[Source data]
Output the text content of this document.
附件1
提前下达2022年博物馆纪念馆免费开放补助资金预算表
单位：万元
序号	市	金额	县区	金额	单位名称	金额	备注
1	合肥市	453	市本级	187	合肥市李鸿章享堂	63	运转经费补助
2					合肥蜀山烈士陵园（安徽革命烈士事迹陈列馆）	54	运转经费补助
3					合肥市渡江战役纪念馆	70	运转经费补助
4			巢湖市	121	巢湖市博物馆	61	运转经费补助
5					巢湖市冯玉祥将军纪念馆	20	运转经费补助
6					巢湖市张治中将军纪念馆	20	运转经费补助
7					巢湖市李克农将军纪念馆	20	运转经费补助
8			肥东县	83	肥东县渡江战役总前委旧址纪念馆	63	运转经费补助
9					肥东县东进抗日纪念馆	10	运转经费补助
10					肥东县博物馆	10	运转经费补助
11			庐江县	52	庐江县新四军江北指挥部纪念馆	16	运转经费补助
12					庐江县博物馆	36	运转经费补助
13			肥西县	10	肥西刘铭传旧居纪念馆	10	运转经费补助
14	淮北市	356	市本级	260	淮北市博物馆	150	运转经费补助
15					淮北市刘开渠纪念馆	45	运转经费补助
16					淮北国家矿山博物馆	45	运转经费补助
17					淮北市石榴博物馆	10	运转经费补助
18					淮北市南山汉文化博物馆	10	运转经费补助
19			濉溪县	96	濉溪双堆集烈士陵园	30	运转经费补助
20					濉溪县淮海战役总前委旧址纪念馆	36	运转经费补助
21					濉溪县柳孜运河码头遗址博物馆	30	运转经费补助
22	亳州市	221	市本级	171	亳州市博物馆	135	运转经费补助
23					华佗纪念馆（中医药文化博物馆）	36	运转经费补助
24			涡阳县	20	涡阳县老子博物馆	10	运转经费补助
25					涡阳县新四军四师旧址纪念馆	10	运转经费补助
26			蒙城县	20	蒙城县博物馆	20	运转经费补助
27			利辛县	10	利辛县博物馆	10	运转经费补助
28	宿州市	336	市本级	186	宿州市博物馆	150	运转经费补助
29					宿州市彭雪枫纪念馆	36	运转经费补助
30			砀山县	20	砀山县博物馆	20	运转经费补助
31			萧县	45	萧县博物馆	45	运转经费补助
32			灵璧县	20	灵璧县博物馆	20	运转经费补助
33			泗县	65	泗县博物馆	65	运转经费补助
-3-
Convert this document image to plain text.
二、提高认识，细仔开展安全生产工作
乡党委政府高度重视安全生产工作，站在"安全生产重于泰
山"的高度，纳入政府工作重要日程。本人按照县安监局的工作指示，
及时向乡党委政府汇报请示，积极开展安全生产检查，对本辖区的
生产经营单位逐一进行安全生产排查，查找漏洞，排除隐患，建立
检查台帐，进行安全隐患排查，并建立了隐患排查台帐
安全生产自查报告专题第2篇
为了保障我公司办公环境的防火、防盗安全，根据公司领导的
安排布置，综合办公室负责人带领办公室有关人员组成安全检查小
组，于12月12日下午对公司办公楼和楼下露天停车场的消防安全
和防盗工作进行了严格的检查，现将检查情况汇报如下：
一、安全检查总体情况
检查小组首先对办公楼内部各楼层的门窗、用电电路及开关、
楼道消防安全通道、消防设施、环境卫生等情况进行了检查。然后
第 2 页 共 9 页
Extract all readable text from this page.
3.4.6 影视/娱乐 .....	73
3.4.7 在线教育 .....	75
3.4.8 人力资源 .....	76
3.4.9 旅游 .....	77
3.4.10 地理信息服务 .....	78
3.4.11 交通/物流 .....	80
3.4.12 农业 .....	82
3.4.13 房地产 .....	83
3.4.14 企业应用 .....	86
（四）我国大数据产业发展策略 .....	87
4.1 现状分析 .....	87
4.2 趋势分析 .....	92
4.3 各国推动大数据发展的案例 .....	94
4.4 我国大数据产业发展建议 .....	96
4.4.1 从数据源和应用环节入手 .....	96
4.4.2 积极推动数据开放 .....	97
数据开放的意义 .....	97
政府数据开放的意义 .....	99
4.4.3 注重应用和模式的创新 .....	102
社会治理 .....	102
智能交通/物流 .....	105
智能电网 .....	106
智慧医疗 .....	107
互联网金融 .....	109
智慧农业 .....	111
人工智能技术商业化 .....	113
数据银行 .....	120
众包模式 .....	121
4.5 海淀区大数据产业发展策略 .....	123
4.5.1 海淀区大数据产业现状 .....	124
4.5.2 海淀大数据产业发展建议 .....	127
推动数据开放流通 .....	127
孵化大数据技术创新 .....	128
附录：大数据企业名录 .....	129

● **Work to complete**
Quote the data in full, keeping each word unchanged.

● **Output for this exercise**
Output the text content of this document.
附件1
提前下达2022年博物馆纪念馆免费开放补助资金预算表
单位：万元
序号	市	金额	县区	金额	单位名称	金额	备注
1	合肥市	453	市本级	187	合肥市李鸿章享堂	63	运转经费补助
2					合肥蜀山烈士陵园（安徽革命烈士事迹陈列馆）	54	运转经费补助
3					合肥市渡江战役纪念馆	70	运转经费补助
4			巢湖市	121	巢湖市博物馆	61	运转经费补助
5					巢湖市冯玉祥将军纪念馆	20	运转经费补助
6					巢湖市张治中将军纪念馆	20	运转经费补助
7					巢湖市李克农将军纪念馆	20	运转经费补助
8			肥东县	83	肥东县渡江战役总前委旧址纪念馆	63	运转经费补助
9					肥东县东进抗日纪念馆	10	运转经费补助
10					肥东县博物馆	10	运转经费补助
11			庐江县	52	庐江县新四军江北指挥部纪念馆	16	运转经费补助
12					庐江县博物馆	36	运转经费补助
13			肥西县	10	肥西刘铭传旧居纪念馆	10	运转经费补助
14	淮北市	356	市本级	260	淮北市博物馆	150	运转经费补助
15					淮北市刘开渠纪念馆	45	运转经费补助
16					淮北国家矿山博物馆	45	运转经费补助
17					淮北市石榴博物馆	10	运转经费补助
18					淮北市南山汉文化博物馆	10	运转经费补助
19			濉溪县	96	濉溪双堆集烈士陵园	30	运转经费补助
20					濉溪县淮海战役总前委旧址纪念馆	36	运转经费补助
21					濉溪县柳孜运河码头遗址博物馆	30	运转经费补助
22	亳州市	221	市本级	171	亳州市博物馆	135	运转经费补助
23					华佗纪念馆（中医药文化博物馆）	36	运转经费补助
24			涡阳县	20	涡阳县老子博物馆	10	运转经费补助
25					涡阳县新四军四师旧址纪念馆	10	运转经费补助
26			蒙城县	20	蒙城县博物馆	20	运转经费补助
27			利辛县	10	利辛县博物馆	10	运转经费补助
28	宿州市	336	市本级	186	宿州市博物馆	150	运转经费补助
29					宿州市彭雪枫纪念馆	36	运转经费补助
30			砀山县	20	砀山县博物馆	20	运转经费补助
31			萧县	45	萧县博物馆	45	运转经费补助
32			灵璧县	20	灵璧县博物馆	20	运转经费补助
33			泗县	65	泗县博物馆	65	运转经费补助
-3-
Convert this document image to plain text.
二、提高认识，细仔开展安全生产工作
乡党委政府高度重视安全生产工作，站在"安全生产重于泰
山"的高度，纳入政府工作重要日程。本人按照县安监局的工作指示，
及时向乡党委政府汇报请示，积极开展安全生产检查，对本辖区的
生产经营单位逐一进行安全生产排查，查找漏洞，排除隐患，建立
检查台帐，进行安全隐患排查，并建立了隐患排查台帐
安全生产自查报告专题第2篇
为了保障我公司办公环境的防火、防盗安全，根据公司领导的
安排布置，综合办公室负责人带领办公室有关人员组成安全检查小
组，于12月12日下午对公司办公楼和楼下露天停车场的消防安全
和防盗工作进行了严格的检查，现将检查情况汇报如下：
一、安全检查总体情况
检查小组首先对办公楼内部各楼层的门窗、用电电路及开关、
楼道消防安全通道、消防设施、环境卫生等情况进行了检查。然后
第 2 页 共 9 页
Extract all readable text from this page.
3.4.6 影视/娱乐 .....	73
3.4.7 在线教育 .....	75
3.4.8 人力资源 .....	76
3.4.9 旅游 .....	77
3.4.10 地理信息服务 .....	78
3.4.11 交通/物流 .....	80
3.4.12 农业 .....	82
3.4.13 房地产 .....	83
3.4.14 企业应用 .....	86
（四）我国大数据产业发展策略 .....	87
4.1 现状分析 .....	87
4.2 趋势分析 .....	92
4.3 各国推动大数据发展的案例 .....	94
4.4 我国大数据产业发展建议 .....	96
4.4.1 从数据源和应用环节入手 .....	96
4.4.2 积极推动数据开放 .....	97
数据开放的意义 .....	97
政府数据开放的意义 .....	99
4.4.3 注重应用和模式的创新 .....	102
社会治理 .....	102
智能交通/物流 .....	105
智能电网 .....	106
智慧医疗 .....	107
互联网金融 .....	109
智慧农业 .....	111
人工智能技术商业化 .....	113
数据银行 .....	120
众包模式 .....	121
4.5 海淀区大数据产业发展策略 .....	123
4.5.1 海淀区大数据产业现状 .....	124
4.5.2 海淀大数据产业发展建议 .....	127
推动数据开放流通 .....	127
孵化大数据技术创新 .....	128
附录：大数据企业名录 .....	129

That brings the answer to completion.